■ REQUIREMENT
Reproduce the following material verbatim, line for line, omitting the pictures.

+++++

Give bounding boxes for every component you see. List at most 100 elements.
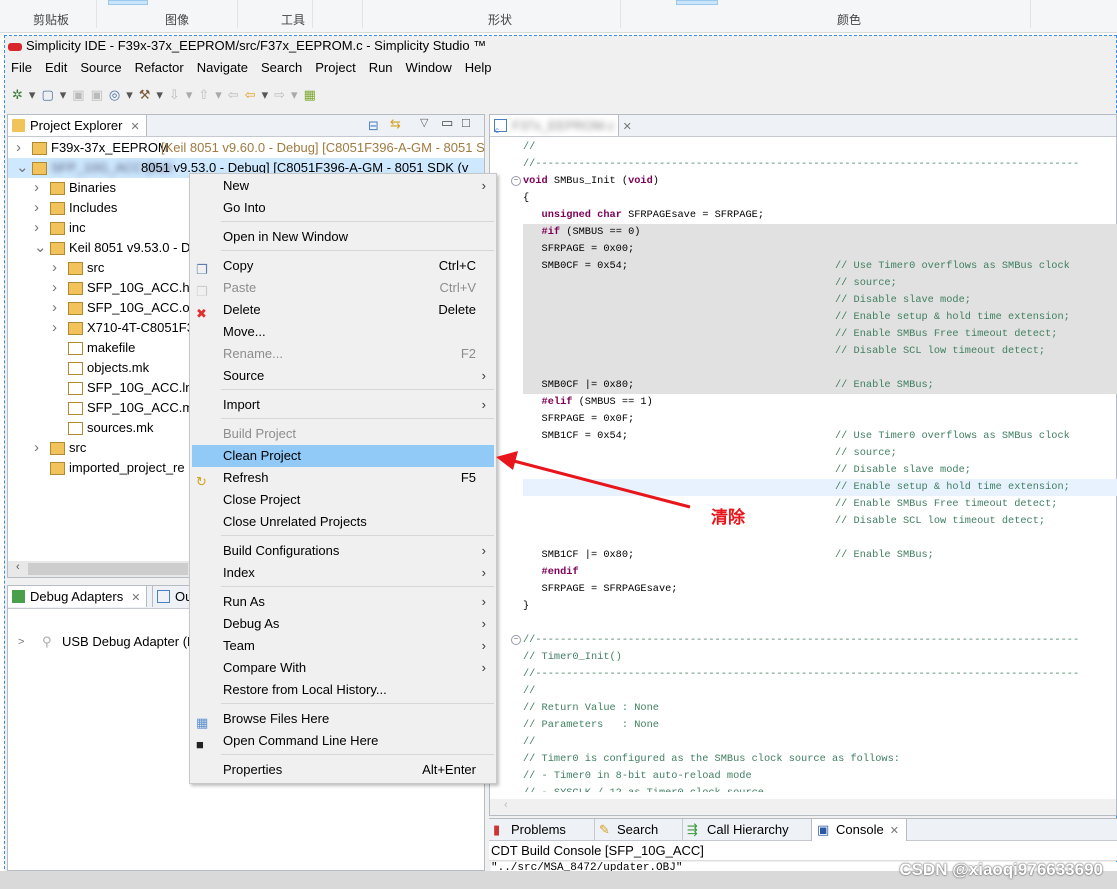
collapse-all-icon[interactable]: ⊟ — [368, 118, 379, 134]
tab-debug-adapters[interactable]: Debug Adapters ✕ — [7, 585, 148, 607]
menu-item-properties[interactable]: Properties Alt+Enter — [192, 759, 494, 781]
save-all-icon[interactable]: ▣ — [91, 87, 103, 103]
fold-toggle-icon[interactable]: − — [511, 176, 521, 186]
tab-call-hierarchy[interactable]: ⇶ Call Hierarchy — [682, 819, 811, 841]
code-line: // Timer0_Init() — [491, 649, 1117, 666]
menu-item-index[interactable]: Index › — [192, 562, 494, 584]
new-file-icon[interactable]: ▢ — [41, 87, 53, 103]
editor-horizontal-scrollbar[interactable]: ‹ — [490, 799, 1116, 815]
maximize-icon[interactable]: □ — [462, 115, 470, 130]
menu-item-restore-from-local-history[interactable]: Restore from Local History... — [192, 679, 494, 701]
menu-item-clean-project[interactable]: Clean Project — [192, 445, 494, 467]
expand-icon[interactable]: › — [52, 278, 64, 298]
dropdown-icon[interactable]: ▾ — [291, 87, 298, 103]
menu-item-close-project[interactable]: Close Project — [192, 489, 494, 511]
menu-item-open-command-line-here[interactable]: ■ Open Command Line Here — [192, 730, 494, 752]
tab-search[interactable]: ✎ Search — [594, 819, 682, 841]
collapse-icon[interactable]: ⌄ — [16, 158, 29, 178]
menu-project[interactable]: Project — [315, 60, 355, 75]
code-text: void SMBus_Init (void) — [523, 175, 659, 187]
menu-item-delete[interactable]: ✖ Delete Delete — [192, 299, 494, 321]
tab-editor-file[interactable]: c F37x_EEPROM.c ✕ — [489, 114, 632, 136]
tree-item[interactable]: › F39x-37x_EEPROM [Keil 8051 v9.60.0 - De… — [8, 138, 485, 158]
ribbon-color-swatch[interactable] — [676, 0, 718, 5]
menu-item-browse-files-here[interactable]: ▦ Browse Files Here — [192, 708, 494, 730]
minimize-icon[interactable]: ▭ — [441, 115, 453, 131]
close-icon[interactable]: ✕ — [131, 592, 140, 604]
expand-icon[interactable]: › — [34, 178, 46, 198]
link-editor-icon[interactable]: ⇆ — [390, 116, 401, 132]
menu-item-run-as[interactable]: Run As › — [192, 591, 494, 613]
expand-icon[interactable]: › — [52, 258, 64, 278]
menu-item-source[interactable]: Source › — [192, 365, 494, 387]
menu-file[interactable]: File — [11, 60, 32, 75]
close-icon[interactable]: ✕ — [623, 121, 632, 133]
menu-item-copy[interactable]: ❐ Copy Ctrl+C — [192, 255, 494, 277]
menu-edit[interactable]: Edit — [45, 60, 67, 75]
expand-icon[interactable]: › — [34, 218, 46, 238]
prev-annotation-icon[interactable]: ⇧ — [198, 87, 209, 103]
expand-icon[interactable]: > — [18, 632, 30, 652]
menu-item-move[interactable]: Move... — [192, 321, 494, 343]
expand-icon[interactable]: › — [52, 318, 64, 338]
code-text: { — [523, 192, 530, 204]
dropdown-icon[interactable]: ▾ — [29, 87, 36, 103]
menu-item-build-project[interactable]: Build Project — [192, 423, 494, 445]
ribbon-group-image: 图像 — [165, 13, 190, 27]
last-edit-icon[interactable]: ⇦ — [228, 87, 239, 103]
menu-item-paste[interactable]: ❐ Paste Ctrl+V — [192, 277, 494, 299]
menu-item-shortcut: Delete — [438, 302, 476, 317]
close-icon[interactable]: ✕ — [130, 121, 139, 133]
menu-refactor[interactable]: Refactor — [135, 60, 184, 75]
expand-icon[interactable]: › — [52, 298, 64, 318]
save-icon[interactable]: ▣ — [72, 87, 84, 103]
tab-project-explorer[interactable]: Project Explorer ✕ — [7, 114, 147, 136]
dropdown-icon[interactable]: ▾ — [126, 87, 133, 103]
collapse-icon[interactable]: ⌄ — [34, 238, 47, 258]
menu-item-debug-as[interactable]: Debug As › — [192, 613, 494, 635]
menu-item-new[interactable]: New › — [192, 175, 494, 197]
flash-programmer-icon[interactable]: ▦ — [304, 87, 316, 103]
dropdown-icon[interactable]: ▾ — [215, 87, 222, 103]
menu-item-team[interactable]: Team › — [192, 635, 494, 657]
menu-item-rename[interactable]: Rename... F2 — [192, 343, 494, 365]
code-text: // - SYSCLK / 12 as Timer0 clock source — [523, 785, 764, 792]
scroll-left-icon[interactable]: ‹ — [504, 799, 508, 811]
fold-toggle-icon[interactable]: − — [511, 635, 521, 645]
menu-item-go-into[interactable]: Go Into — [192, 197, 494, 219]
menu-source[interactable]: Source — [80, 60, 121, 75]
code-text: #endif — [541, 566, 579, 578]
menu-item-refresh[interactable]: ↻ Refresh F5 — [192, 467, 494, 489]
expand-icon[interactable]: › — [34, 198, 46, 218]
build-target-icon[interactable]: ◎ — [109, 87, 120, 103]
expand-icon[interactable]: › — [34, 438, 46, 458]
menu-run[interactable]: Run — [369, 60, 393, 75]
expand-icon[interactable]: › — [16, 138, 28, 158]
menu-help[interactable]: Help — [465, 60, 492, 75]
menu-item-build-configurations[interactable]: Build Configurations › — [192, 540, 494, 562]
menu-item-close-unrelated-projects[interactable]: Close Unrelated Projects — [192, 511, 494, 533]
forward-icon[interactable]: ⇨ — [274, 87, 285, 103]
menu-item-import[interactable]: Import › — [192, 394, 494, 416]
dropdown-icon[interactable]: ▾ — [156, 87, 163, 103]
back-icon[interactable]: ⇦ — [245, 87, 256, 103]
menu-item-compare-with[interactable]: Compare With › — [192, 657, 494, 679]
tab-console[interactable]: ▣ Console ✕ — [811, 818, 907, 842]
view-menu-icon[interactable]: ▽ — [420, 116, 428, 129]
menu-search[interactable]: Search — [261, 60, 302, 75]
menu-item-open-in-new-window[interactable]: Open in New Window — [192, 226, 494, 248]
ribbon-selected-tool[interactable] — [108, 0, 148, 5]
dropdown-icon[interactable]: ▾ — [262, 87, 269, 103]
scroll-left-icon[interactable]: ‹ — [16, 561, 20, 573]
close-icon[interactable]: ✕ — [890, 825, 899, 837]
dropdown-icon[interactable]: ▾ — [60, 87, 67, 103]
tab-problems[interactable]: ▮ Problems — [489, 819, 593, 841]
menu-window[interactable]: Window — [406, 60, 452, 75]
debug-bug-icon[interactable]: ✲ — [12, 87, 23, 103]
menu-separator — [221, 221, 494, 222]
code-line: // Disable SCL low timeout detect; — [523, 343, 1117, 360]
dropdown-icon[interactable]: ▾ — [186, 87, 193, 103]
hammer-build-icon[interactable]: ⚒ — [139, 87, 151, 103]
menu-navigate[interactable]: Navigate — [197, 60, 248, 75]
next-annotation-icon[interactable]: ⇩ — [169, 87, 180, 103]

+++++

■ RESPONSE FOR THIS EXERCISE
Give bounding boxes for every component you see. List at most 100 elements.
collapse-all-icon[interactable]: ⊟ — [368, 118, 379, 134]
tab-debug-adapters[interactable]: Debug Adapters ✕ — [7, 585, 148, 607]
menu-item-properties[interactable]: Properties Alt+Enter — [192, 759, 494, 781]
save-all-icon[interactable]: ▣ — [91, 87, 103, 103]
fold-toggle-icon[interactable]: − — [511, 176, 521, 186]
tab-call-hierarchy[interactable]: ⇶ Call Hierarchy — [682, 819, 811, 841]
code-line: // Timer0_Init() — [491, 649, 1117, 666]
menu-item-index[interactable]: Index › — [192, 562, 494, 584]
new-file-icon[interactable]: ▢ — [41, 87, 53, 103]
editor-horizontal-scrollbar[interactable]: ‹ — [490, 799, 1116, 815]
maximize-icon[interactable]: □ — [462, 115, 470, 130]
menu-item-restore-from-local-history[interactable]: Restore from Local History... — [192, 679, 494, 701]
menu-item-clean-project[interactable]: Clean Project — [192, 445, 494, 467]
expand-icon[interactable]: › — [52, 278, 64, 298]
dropdown-icon[interactable]: ▾ — [291, 87, 298, 103]
menu-item-close-project[interactable]: Close Project — [192, 489, 494, 511]
menu-item-open-command-line-here[interactable]: ■ Open Command Line Here — [192, 730, 494, 752]
tab-search[interactable]: ✎ Search — [594, 819, 682, 841]
collapse-icon[interactable]: ⌄ — [16, 158, 29, 178]
menu-project[interactable]: Project — [315, 60, 355, 75]
code-text: void SMBus_Init (void) — [523, 175, 659, 187]
menu-item-delete[interactable]: ✖ Delete Delete — [192, 299, 494, 321]
tab-editor-file[interactable]: c F37x_EEPROM.c ✕ — [489, 114, 632, 136]
tree-item[interactable]: › F39x-37x_EEPROM [Keil 8051 v9.60.0 - De… — [8, 138, 485, 158]
ribbon-color-swatch[interactable] — [676, 0, 718, 5]
menu-item-browse-files-here[interactable]: ▦ Browse Files Here — [192, 708, 494, 730]
minimize-icon[interactable]: ▭ — [441, 115, 453, 131]
close-icon[interactable]: ✕ — [131, 592, 140, 604]
expand-icon[interactable]: › — [34, 178, 46, 198]
link-editor-icon[interactable]: ⇆ — [390, 116, 401, 132]
menu-item-run-as[interactable]: Run As › — [192, 591, 494, 613]
expand-icon[interactable]: › — [52, 258, 64, 278]
menu-item-source[interactable]: Source › — [192, 365, 494, 387]
menu-file[interactable]: File — [11, 60, 32, 75]
close-icon[interactable]: ✕ — [623, 121, 632, 133]
menu-item-copy[interactable]: ❐ Copy Ctrl+C — [192, 255, 494, 277]
menu-edit[interactable]: Edit — [45, 60, 67, 75]
expand-icon[interactable]: › — [34, 218, 46, 238]
prev-annotation-icon[interactable]: ⇧ — [198, 87, 209, 103]
expand-icon[interactable]: > — [18, 632, 30, 652]
menu-item-move[interactable]: Move... — [192, 321, 494, 343]
expand-icon[interactable]: › — [52, 318, 64, 338]
code-text: { — [523, 192, 530, 204]
dropdown-icon[interactable]: ▾ — [29, 87, 36, 103]
menu-item-build-project[interactable]: Build Project — [192, 423, 494, 445]
ribbon-group-image: 图像 — [165, 13, 190, 27]
last-edit-icon[interactable]: ⇦ — [228, 87, 239, 103]
menu-item-paste[interactable]: ❐ Paste Ctrl+V — [192, 277, 494, 299]
menu-item-shortcut: Delete — [438, 302, 476, 317]
close-icon[interactable]: ✕ — [130, 121, 139, 133]
menu-refactor[interactable]: Refactor — [135, 60, 184, 75]
expand-icon[interactable]: › — [52, 298, 64, 318]
save-icon[interactable]: ▣ — [72, 87, 84, 103]
tab-project-explorer[interactable]: Project Explorer ✕ — [7, 114, 147, 136]
dropdown-icon[interactable]: ▾ — [126, 87, 133, 103]
collapse-icon[interactable]: ⌄ — [34, 238, 47, 258]
menu-item-debug-as[interactable]: Debug As › — [192, 613, 494, 635]
menu-item-new[interactable]: New › — [192, 175, 494, 197]
flash-programmer-icon[interactable]: ▦ — [304, 87, 316, 103]
dropdown-icon[interactable]: ▾ — [215, 87, 222, 103]
menu-item-team[interactable]: Team › — [192, 635, 494, 657]
menu-item-rename[interactable]: Rename... F2 — [192, 343, 494, 365]
code-text: // - SYSCLK / 12 as Timer0 clock source — [523, 785, 764, 792]
scroll-left-icon[interactable]: ‹ — [504, 799, 508, 811]
fold-toggle-icon[interactable]: − — [511, 635, 521, 645]
menu-item-go-into[interactable]: Go Into — [192, 197, 494, 219]
menu-source[interactable]: Source — [80, 60, 121, 75]
code-text: #endif — [541, 566, 579, 578]
menu-item-refresh[interactable]: ↻ Refresh F5 — [192, 467, 494, 489]
expand-icon[interactable]: › — [34, 198, 46, 218]
build-target-icon[interactable]: ◎ — [109, 87, 120, 103]
expand-icon[interactable]: › — [34, 438, 46, 458]
menu-run[interactable]: Run — [369, 60, 393, 75]
expand-icon[interactable]: › — [16, 138, 28, 158]
menu-help[interactable]: Help — [465, 60, 492, 75]
menu-item-build-configurations[interactable]: Build Configurations › — [192, 540, 494, 562]
menu-item-close-unrelated-projects[interactable]: Close Unrelated Projects — [192, 511, 494, 533]
forward-icon[interactable]: ⇨ — [274, 87, 285, 103]
menu-item-import[interactable]: Import › — [192, 394, 494, 416]
dropdown-icon[interactable]: ▾ — [156, 87, 163, 103]
back-icon[interactable]: ⇦ — [245, 87, 256, 103]
menu-item-compare-with[interactable]: Compare With › — [192, 657, 494, 679]
tab-console[interactable]: ▣ Console ✕ — [811, 818, 907, 842]
view-menu-icon[interactable]: ▽ — [420, 116, 428, 129]
menu-search[interactable]: Search — [261, 60, 302, 75]
menu-item-open-in-new-window[interactable]: Open in New Window — [192, 226, 494, 248]
ribbon-selected-tool[interactable] — [108, 0, 148, 5]
dropdown-icon[interactable]: ▾ — [262, 87, 269, 103]
scroll-left-icon[interactable]: ‹ — [16, 561, 20, 573]
close-icon[interactable]: ✕ — [890, 825, 899, 837]
dropdown-icon[interactable]: ▾ — [60, 87, 67, 103]
tab-problems[interactable]: ▮ Problems — [489, 819, 593, 841]
menu-window[interactable]: Window — [406, 60, 452, 75]
debug-bug-icon[interactable]: ✲ — [12, 87, 23, 103]
menu-separator — [221, 221, 494, 222]
code-line: // Disable SCL low timeout detect; — [523, 343, 1117, 360]
dropdown-icon[interactable]: ▾ — [186, 87, 193, 103]
hammer-build-icon[interactable]: ⚒ — [139, 87, 151, 103]
menu-navigate[interactable]: Navigate — [197, 60, 248, 75]
next-annotation-icon[interactable]: ⇩ — [169, 87, 180, 103]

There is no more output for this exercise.